Problem to solve: A line counts if it contains the string "آقای"; say how many such lines there are, giving only the number.

Supplied entries:
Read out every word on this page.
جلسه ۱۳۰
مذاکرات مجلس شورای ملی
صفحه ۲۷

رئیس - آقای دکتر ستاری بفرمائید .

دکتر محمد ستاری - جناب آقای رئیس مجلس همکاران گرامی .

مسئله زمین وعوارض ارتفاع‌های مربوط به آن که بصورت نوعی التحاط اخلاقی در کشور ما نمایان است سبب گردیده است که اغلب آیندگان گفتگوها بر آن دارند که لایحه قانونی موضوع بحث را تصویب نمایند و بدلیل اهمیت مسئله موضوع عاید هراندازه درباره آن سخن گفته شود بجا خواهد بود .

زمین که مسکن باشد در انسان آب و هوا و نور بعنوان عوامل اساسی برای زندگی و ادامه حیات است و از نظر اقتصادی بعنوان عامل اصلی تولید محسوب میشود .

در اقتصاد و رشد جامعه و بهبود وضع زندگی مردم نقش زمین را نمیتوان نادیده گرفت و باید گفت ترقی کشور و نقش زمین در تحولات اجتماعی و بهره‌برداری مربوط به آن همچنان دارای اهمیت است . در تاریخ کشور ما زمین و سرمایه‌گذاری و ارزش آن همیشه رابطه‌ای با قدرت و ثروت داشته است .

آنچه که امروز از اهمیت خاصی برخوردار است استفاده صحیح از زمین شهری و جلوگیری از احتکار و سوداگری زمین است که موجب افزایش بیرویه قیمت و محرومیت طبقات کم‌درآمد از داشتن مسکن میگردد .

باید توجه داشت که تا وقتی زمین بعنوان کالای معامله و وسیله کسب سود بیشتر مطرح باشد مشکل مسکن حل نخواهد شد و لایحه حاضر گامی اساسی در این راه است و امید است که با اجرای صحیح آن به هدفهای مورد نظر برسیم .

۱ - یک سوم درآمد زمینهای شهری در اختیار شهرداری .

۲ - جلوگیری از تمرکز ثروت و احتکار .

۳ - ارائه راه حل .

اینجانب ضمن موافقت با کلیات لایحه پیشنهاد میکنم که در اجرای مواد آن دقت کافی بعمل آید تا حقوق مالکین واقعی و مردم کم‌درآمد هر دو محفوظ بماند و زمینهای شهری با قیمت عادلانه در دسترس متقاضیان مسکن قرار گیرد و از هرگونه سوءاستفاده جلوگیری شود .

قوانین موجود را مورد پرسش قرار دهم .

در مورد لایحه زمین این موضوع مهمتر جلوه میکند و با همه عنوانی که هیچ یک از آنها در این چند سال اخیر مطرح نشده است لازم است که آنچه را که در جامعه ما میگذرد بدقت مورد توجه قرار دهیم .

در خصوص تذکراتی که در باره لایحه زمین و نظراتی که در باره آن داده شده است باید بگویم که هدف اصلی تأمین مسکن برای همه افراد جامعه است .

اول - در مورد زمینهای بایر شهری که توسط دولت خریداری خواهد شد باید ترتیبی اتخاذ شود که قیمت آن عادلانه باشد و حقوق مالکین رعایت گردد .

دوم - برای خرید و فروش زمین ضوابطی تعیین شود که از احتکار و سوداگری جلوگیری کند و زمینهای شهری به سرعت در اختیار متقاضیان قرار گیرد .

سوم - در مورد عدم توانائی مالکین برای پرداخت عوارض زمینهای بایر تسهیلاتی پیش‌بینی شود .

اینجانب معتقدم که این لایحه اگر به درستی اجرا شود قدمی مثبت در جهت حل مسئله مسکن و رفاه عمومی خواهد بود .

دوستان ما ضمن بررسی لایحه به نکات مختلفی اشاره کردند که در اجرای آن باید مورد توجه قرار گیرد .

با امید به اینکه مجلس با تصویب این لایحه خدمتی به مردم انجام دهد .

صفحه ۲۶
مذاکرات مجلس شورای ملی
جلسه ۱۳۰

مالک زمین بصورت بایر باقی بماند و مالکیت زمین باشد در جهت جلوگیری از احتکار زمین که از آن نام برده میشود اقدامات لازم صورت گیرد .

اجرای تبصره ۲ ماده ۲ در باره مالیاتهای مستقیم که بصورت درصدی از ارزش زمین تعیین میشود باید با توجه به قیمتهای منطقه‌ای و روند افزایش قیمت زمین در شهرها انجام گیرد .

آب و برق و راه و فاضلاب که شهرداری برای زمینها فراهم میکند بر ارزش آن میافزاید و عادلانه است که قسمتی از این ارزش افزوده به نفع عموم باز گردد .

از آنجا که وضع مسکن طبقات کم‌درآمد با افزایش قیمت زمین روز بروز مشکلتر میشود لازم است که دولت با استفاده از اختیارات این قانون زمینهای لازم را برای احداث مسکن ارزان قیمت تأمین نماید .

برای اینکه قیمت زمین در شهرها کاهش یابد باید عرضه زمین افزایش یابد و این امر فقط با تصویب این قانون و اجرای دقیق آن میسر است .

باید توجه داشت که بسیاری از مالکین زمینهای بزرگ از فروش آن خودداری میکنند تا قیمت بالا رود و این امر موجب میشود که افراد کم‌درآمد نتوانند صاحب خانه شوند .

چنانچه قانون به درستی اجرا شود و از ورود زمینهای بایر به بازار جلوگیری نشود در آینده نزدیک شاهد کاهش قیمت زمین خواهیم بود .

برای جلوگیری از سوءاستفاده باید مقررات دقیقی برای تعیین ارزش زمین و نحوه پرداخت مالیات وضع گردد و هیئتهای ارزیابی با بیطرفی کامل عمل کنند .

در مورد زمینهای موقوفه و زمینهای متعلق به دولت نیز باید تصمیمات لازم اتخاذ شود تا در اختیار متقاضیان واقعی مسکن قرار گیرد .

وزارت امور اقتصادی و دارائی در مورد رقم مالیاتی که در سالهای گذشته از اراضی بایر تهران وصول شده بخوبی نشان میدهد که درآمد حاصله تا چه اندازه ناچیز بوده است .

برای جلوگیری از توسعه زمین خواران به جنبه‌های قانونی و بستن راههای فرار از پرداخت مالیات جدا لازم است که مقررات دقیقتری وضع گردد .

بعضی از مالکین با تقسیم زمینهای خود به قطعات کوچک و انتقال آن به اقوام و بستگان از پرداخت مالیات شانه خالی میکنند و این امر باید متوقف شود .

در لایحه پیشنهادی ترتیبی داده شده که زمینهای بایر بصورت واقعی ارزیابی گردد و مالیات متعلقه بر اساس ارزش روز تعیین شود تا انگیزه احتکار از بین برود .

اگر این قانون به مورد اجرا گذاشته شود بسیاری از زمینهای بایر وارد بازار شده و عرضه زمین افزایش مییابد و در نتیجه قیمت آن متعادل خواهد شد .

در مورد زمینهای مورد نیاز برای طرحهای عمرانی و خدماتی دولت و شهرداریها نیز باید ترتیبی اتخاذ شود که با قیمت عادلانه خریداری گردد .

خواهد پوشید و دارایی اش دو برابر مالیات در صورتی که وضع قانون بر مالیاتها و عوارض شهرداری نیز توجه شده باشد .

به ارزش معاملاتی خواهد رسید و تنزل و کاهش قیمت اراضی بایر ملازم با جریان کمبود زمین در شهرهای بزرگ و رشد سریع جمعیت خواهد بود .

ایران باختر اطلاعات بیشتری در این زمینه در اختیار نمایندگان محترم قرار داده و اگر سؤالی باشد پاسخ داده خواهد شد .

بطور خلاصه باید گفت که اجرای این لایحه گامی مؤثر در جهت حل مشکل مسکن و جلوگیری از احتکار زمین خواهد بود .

* * *

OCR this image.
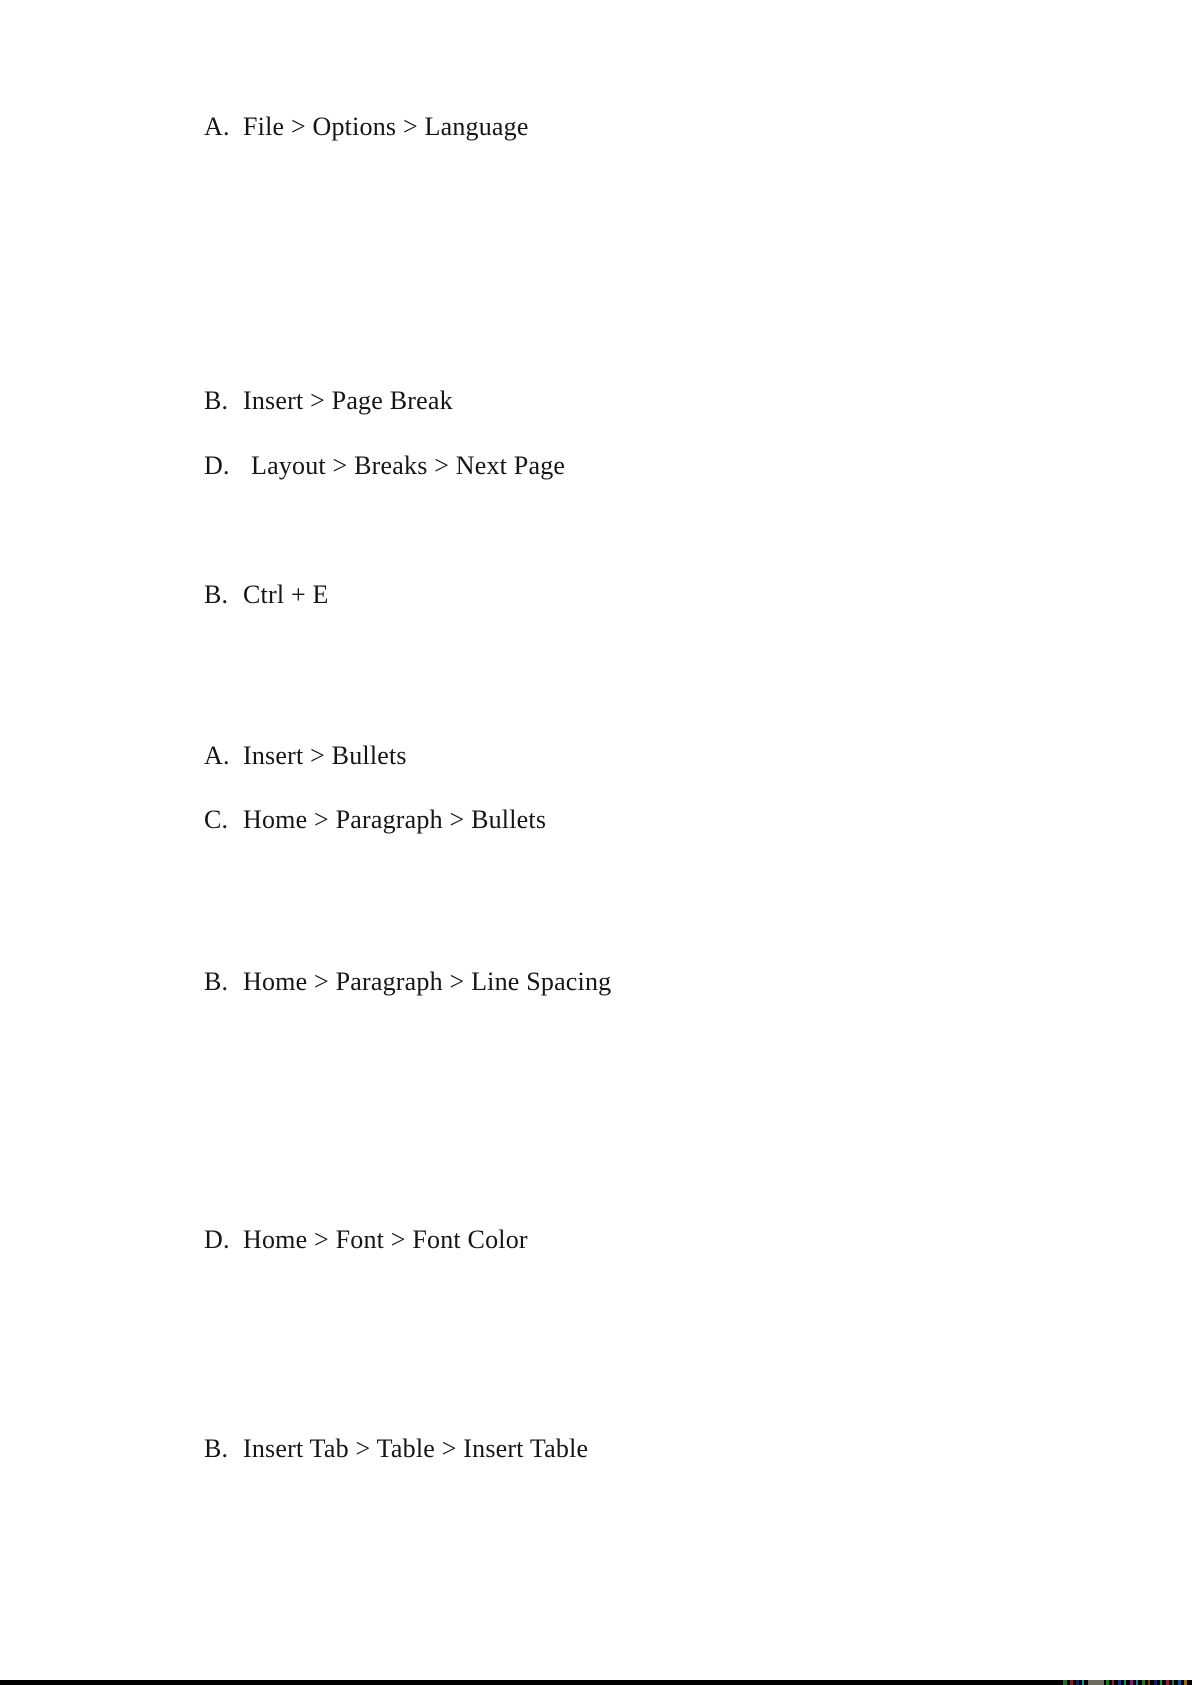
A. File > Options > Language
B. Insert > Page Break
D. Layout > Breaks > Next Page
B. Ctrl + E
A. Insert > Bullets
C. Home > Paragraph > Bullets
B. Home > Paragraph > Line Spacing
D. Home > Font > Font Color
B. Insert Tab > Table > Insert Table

Worked solution: 2